Make an exact copy of the lines, leaving the pictures out.

>> BEGIN

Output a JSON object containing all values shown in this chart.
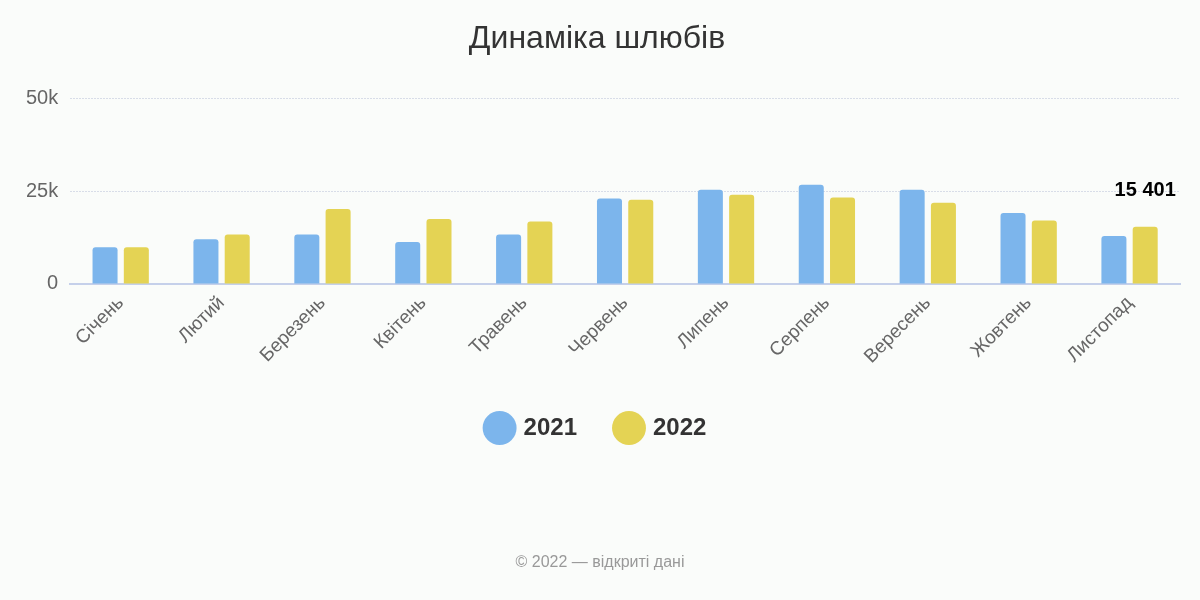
{
  "chart_data": {
    "type": "bar",
    "title": "Динаміка шлюбів",
    "categories": [
      "Січень",
      "Лютий",
      "Березень",
      "Квітень",
      "Травень",
      "Червень",
      "Липень",
      "Серпень",
      "Вересень",
      "Жовтень",
      "Листопад"
    ],
    "series": [
      {
        "name": "2021",
        "color": "#7cb5ec",
        "values": [
          9900,
          12000,
          13300,
          11300,
          13300,
          23000,
          25400,
          26700,
          25400,
          19100,
          12900
        ]
      },
      {
        "name": "2022",
        "color": "#e4d354",
        "values": [
          9900,
          13300,
          20200,
          17500,
          16800,
          22700,
          24000,
          23300,
          21900,
          17100,
          15401
        ],
        "value_labels": [
          null,
          null,
          null,
          null,
          null,
          null,
          null,
          null,
          null,
          null,
          "15 401"
        ]
      }
    ],
    "ylim": [
      0,
      50000
    ],
    "yticks": [
      0,
      {
        "value": 25000,
        "label": "25k"
      },
      {
        "value": 50000,
        "label": "50k"
      }
    ],
    "grid": "y",
    "legend": "bottom",
    "marker": "circle",
    "annotations": [
      "© 2022 — відкриті дані"
    ]
  }
}
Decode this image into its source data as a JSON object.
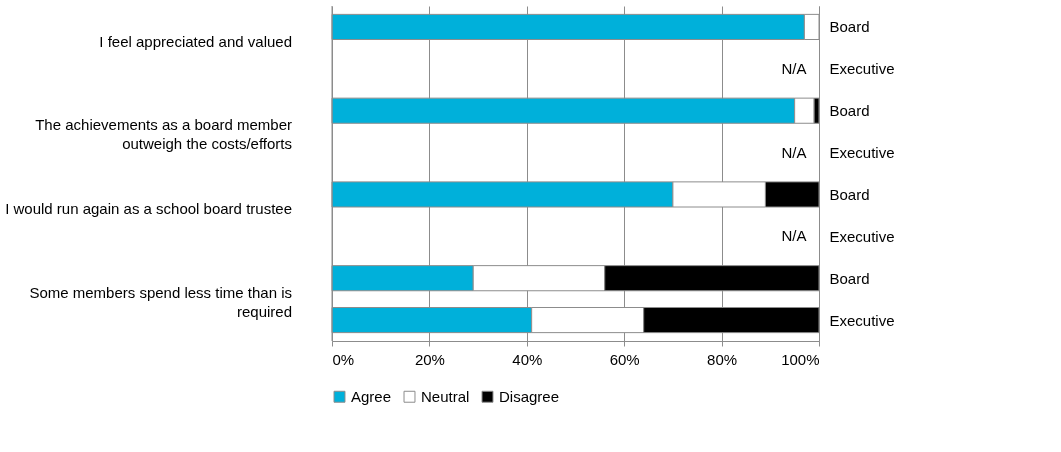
{
  "chart_data": {
    "type": "bar",
    "orientation": "horizontal",
    "stacked": true,
    "categories": [
      "Board",
      "Executive",
      "Board",
      "Executive",
      "Board",
      "Executive",
      "Board",
      "Executive"
    ],
    "series": [
      {
        "name": "Agree",
        "color": "#00b0da",
        "values": [
          97,
          null,
          95,
          null,
          70,
          null,
          29,
          41
        ]
      },
      {
        "name": "Neutral",
        "color": "#ffffff",
        "values": [
          3,
          null,
          4,
          null,
          19,
          null,
          27,
          23
        ]
      },
      {
        "name": "Disagree",
        "color": "#000000",
        "values": [
          null,
          null,
          1,
          null,
          11,
          null,
          44,
          36
        ]
      }
    ],
    "xlim": [
      0,
      100
    ],
    "xticks": [
      {
        "value": 0,
        "label": "0%"
      },
      {
        "value": 20,
        "label": "20%"
      },
      {
        "value": 40,
        "label": "40%"
      },
      {
        "value": 60,
        "label": "60%"
      },
      {
        "value": 80,
        "label": "80%"
      },
      {
        "value": 100,
        "label": "100%"
      }
    ],
    "grid": "x",
    "legend": "bottom",
    "annotations": [
      "I feel appreciated and valued",
      "The achievements as a board member outweigh the costs/efforts",
      "I would run again as a school board trustee",
      "Some members spend less time than is required",
      "N/A",
      "N/A",
      "N/A"
    ]
  }
}
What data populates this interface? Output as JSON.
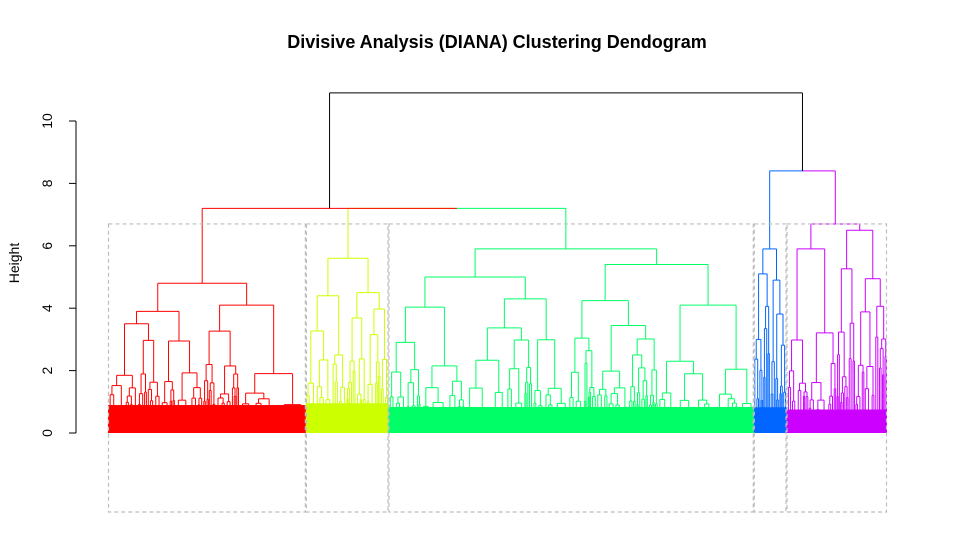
{
  "chart_data": {
    "type": "dendrogram",
    "title": "Divisive Analysis (DIANA) Clustering Dendogram",
    "xlabel": "",
    "ylabel": "Height",
    "ylim": [
      0,
      10
    ],
    "yticks": [
      0,
      2,
      4,
      6,
      8,
      10
    ],
    "ytick_labels": [
      "0",
      "2",
      "4",
      "6",
      "8",
      "10"
    ],
    "root_height": 10.9,
    "grid": false,
    "clusters": [
      {
        "id": 1,
        "color": "#FF0000",
        "leaf_share": 0.254,
        "merge_height": 4.8,
        "sub_heights": [
          3.9,
          4.1
        ]
      },
      {
        "id": 2,
        "color": "#CCFF00",
        "leaf_share": 0.106,
        "merge_height": 5.6,
        "sub_heights": [
          4.4,
          4.5
        ]
      },
      {
        "id": 3,
        "color": "#00FF66",
        "leaf_share": 0.469,
        "merge_height": 5.9,
        "sub_heights": [
          5.0,
          5.4
        ]
      },
      {
        "id": 4,
        "color": "#0066FF",
        "leaf_share": 0.042,
        "merge_height": 5.9,
        "sub_heights": [
          5.1,
          4.9
        ]
      },
      {
        "id": 5,
        "color": "#CC00FF",
        "leaf_share": 0.129,
        "merge_height": 6.7,
        "sub_heights": [
          5.9,
          6.5
        ]
      }
    ],
    "upper_merges": [
      {
        "joins": [
          "cluster1",
          "cluster2+3"
        ],
        "height": 7.2,
        "color": "#FF0000"
      },
      {
        "joins": [
          "cluster2",
          "cluster3"
        ],
        "height": 7.2,
        "color": "#CCFF00"
      },
      {
        "joins": [
          "cluster4",
          "cluster5"
        ],
        "height": 8.4,
        "color": "#0066FF"
      },
      {
        "joins": [
          "left",
          "right"
        ],
        "height": 10.9,
        "color": "#000000"
      }
    ],
    "cluster_boxes": {
      "style": "dashed",
      "color": "#BEBEBE"
    }
  }
}
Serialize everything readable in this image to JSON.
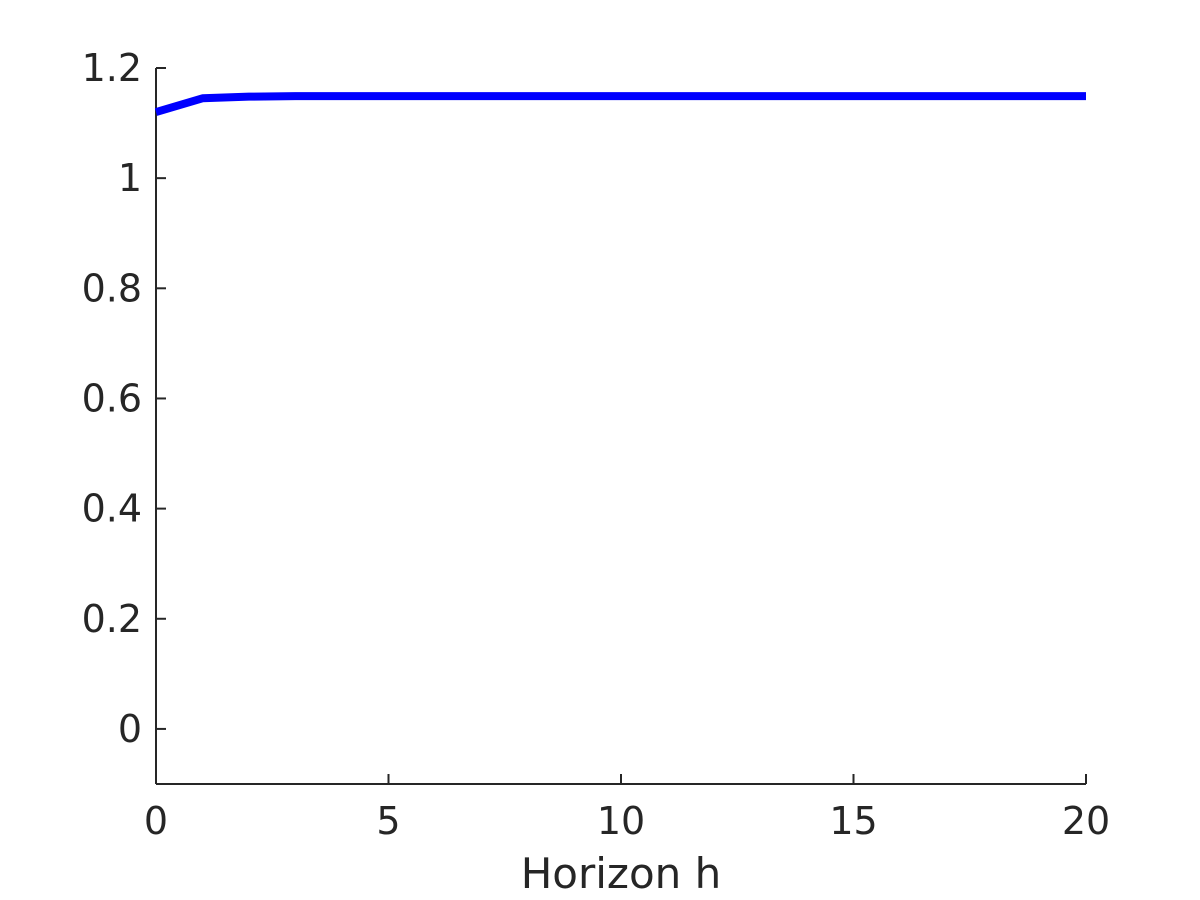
{
  "chart_data": {
    "type": "line",
    "title": "",
    "xlabel": "Horizon h",
    "ylabel": "",
    "xlim": [
      0,
      20
    ],
    "ylim": [
      -0.1,
      1.2
    ],
    "xticks": [
      0,
      5,
      10,
      15,
      20
    ],
    "xtick_labels": [
      "0",
      "5",
      "10",
      "15",
      "20"
    ],
    "yticks": [
      0,
      0.2,
      0.4,
      0.6,
      0.8,
      1,
      1.2
    ],
    "ytick_labels": [
      "0",
      "0.2",
      "0.4",
      "0.6",
      "0.8",
      "1",
      "1.2"
    ],
    "grid": false,
    "series": [
      {
        "color": "#0000ff",
        "x": [
          0,
          1,
          2,
          3,
          4,
          5,
          6,
          7,
          8,
          9,
          10,
          11,
          12,
          13,
          14,
          15,
          16,
          17,
          18,
          19,
          20
        ],
        "y": [
          1.12,
          1.145,
          1.148,
          1.149,
          1.149,
          1.149,
          1.149,
          1.149,
          1.149,
          1.149,
          1.149,
          1.149,
          1.149,
          1.149,
          1.149,
          1.149,
          1.149,
          1.149,
          1.149,
          1.149,
          1.149
        ]
      }
    ]
  }
}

>> END

◆ **Written answer**:
Output a JSON object containing all values shown in this chart.
{
  "chart_data": {
    "type": "bar",
    "title": "Динаміка шлюбів",
    "categories": [
      "Січень",
      "Лютий",
      "Березень",
      "Квітень",
      "Травень",
      "Червень",
      "Липень",
      "Серпень",
      "Вересень",
      "Жовтень",
      "Листопад"
    ],
    "series": [
      {
        "name": "2021",
        "color": "#7cb5ec",
        "values": [
          9900,
          12000,
          13300,
          11300,
          13300,
          23000,
          25400,
          26700,
          25400,
          19100,
          12900
        ]
      },
      {
        "name": "2022",
        "color": "#e4d354",
        "values": [
          9900,
          13300,
          20200,
          17500,
          16800,
          22700,
          24000,
          23300,
          21900,
          17100,
          15401
        ],
        "value_labels": [
          null,
          null,
          null,
          null,
          null,
          null,
          null,
          null,
          null,
          null,
          "15 401"
        ]
      }
    ],
    "ylim": [
      0,
      50000
    ],
    "yticks": [
      0,
      {
        "value": 25000,
        "label": "25k"
      },
      {
        "value": 50000,
        "label": "50k"
      }
    ],
    "grid": "y",
    "legend": "bottom",
    "marker": "circle",
    "annotations": [
      "© 2022 — відкриті дані"
    ]
  }
}
Decode this image into its source data as a JSON object.
{
  "chart_data": {
    "type": "bar",
    "orientation": "horizontal",
    "stacked": true,
    "categories": [
      "Board",
      "Executive",
      "Board",
      "Executive",
      "Board",
      "Executive",
      "Board",
      "Executive"
    ],
    "series": [
      {
        "name": "Agree",
        "color": "#00b0da",
        "values": [
          97,
          null,
          95,
          null,
          70,
          null,
          29,
          41
        ]
      },
      {
        "name": "Neutral",
        "color": "#ffffff",
        "values": [
          3,
          null,
          4,
          null,
          19,
          null,
          27,
          23
        ]
      },
      {
        "name": "Disagree",
        "color": "#000000",
        "values": [
          null,
          null,
          1,
          null,
          11,
          null,
          44,
          36
        ]
      }
    ],
    "xlim": [
      0,
      100
    ],
    "xticks": [
      {
        "value": 0,
        "label": "0%"
      },
      {
        "value": 20,
        "label": "20%"
      },
      {
        "value": 40,
        "label": "40%"
      },
      {
        "value": 60,
        "label": "60%"
      },
      {
        "value": 80,
        "label": "80%"
      },
      {
        "value": 100,
        "label": "100%"
      }
    ],
    "grid": "x",
    "legend": "bottom",
    "annotations": [
      "I feel appreciated and valued",
      "The achievements as a board member outweigh the costs/efforts",
      "I would run again as a school board trustee",
      "Some members spend less time than is required",
      "N/A",
      "N/A",
      "N/A"
    ]
  }
}
What data populates this interface? Output as JSON.
{
  "chart_data": {
    "type": "dendrogram",
    "title": "Divisive Analysis (DIANA) Clustering Dendogram",
    "xlabel": "",
    "ylabel": "Height",
    "ylim": [
      0,
      10
    ],
    "yticks": [
      0,
      2,
      4,
      6,
      8,
      10
    ],
    "ytick_labels": [
      "0",
      "2",
      "4",
      "6",
      "8",
      "10"
    ],
    "root_height": 10.9,
    "grid": false,
    "clusters": [
      {
        "id": 1,
        "color": "#FF0000",
        "leaf_share": 0.254,
        "merge_height": 4.8,
        "sub_heights": [
          3.9,
          4.1
        ]
      },
      {
        "id": 2,
        "color": "#CCFF00",
        "leaf_share": 0.106,
        "merge_height": 5.6,
        "sub_heights": [
          4.4,
          4.5
        ]
      },
      {
        "id": 3,
        "color": "#00FF66",
        "leaf_share": 0.469,
        "merge_height": 5.9,
        "sub_heights": [
          5.0,
          5.4
        ]
      },
      {
        "id": 4,
        "color": "#0066FF",
        "leaf_share": 0.042,
        "merge_height": 5.9,
        "sub_heights": [
          5.1,
          4.9
        ]
      },
      {
        "id": 5,
        "color": "#CC00FF",
        "leaf_share": 0.129,
        "merge_height": 6.7,
        "sub_heights": [
          5.9,
          6.5
        ]
      }
    ],
    "upper_merges": [
      {
        "joins": [
          "cluster1",
          "cluster2+3"
        ],
        "height": 7.2,
        "color": "#FF0000"
      },
      {
        "joins": [
          "cluster2",
          "cluster3"
        ],
        "height": 7.2,
        "color": "#CCFF00"
      },
      {
        "joins": [
          "cluster4",
          "cluster5"
        ],
        "height": 8.4,
        "color": "#0066FF"
      },
      {
        "joins": [
          "left",
          "right"
        ],
        "height": 10.9,
        "color": "#000000"
      }
    ],
    "cluster_boxes": {
      "style": "dashed",
      "color": "#BEBEBE"
    }
  }
}
Serialize everything readable in this image to JSON.
{
  "chart_data": {
    "type": "line",
    "title": "",
    "xlabel": "Horizon h",
    "ylabel": "",
    "xlim": [
      0,
      20
    ],
    "ylim": [
      -0.1,
      1.2
    ],
    "xticks": [
      0,
      5,
      10,
      15,
      20
    ],
    "xtick_labels": [
      "0",
      "5",
      "10",
      "15",
      "20"
    ],
    "yticks": [
      0,
      0.2,
      0.4,
      0.6,
      0.8,
      1,
      1.2
    ],
    "ytick_labels": [
      "0",
      "0.2",
      "0.4",
      "0.6",
      "0.8",
      "1",
      "1.2"
    ],
    "grid": false,
    "series": [
      {
        "color": "#0000ff",
        "x": [
          0,
          1,
          2,
          3,
          4,
          5,
          6,
          7,
          8,
          9,
          10,
          11,
          12,
          13,
          14,
          15,
          16,
          17,
          18,
          19,
          20
        ],
        "y": [
          1.12,
          1.145,
          1.148,
          1.149,
          1.149,
          1.149,
          1.149,
          1.149,
          1.149,
          1.149,
          1.149,
          1.149,
          1.149,
          1.149,
          1.149,
          1.149,
          1.149,
          1.149,
          1.149,
          1.149,
          1.149
        ]
      }
    ]
  }
}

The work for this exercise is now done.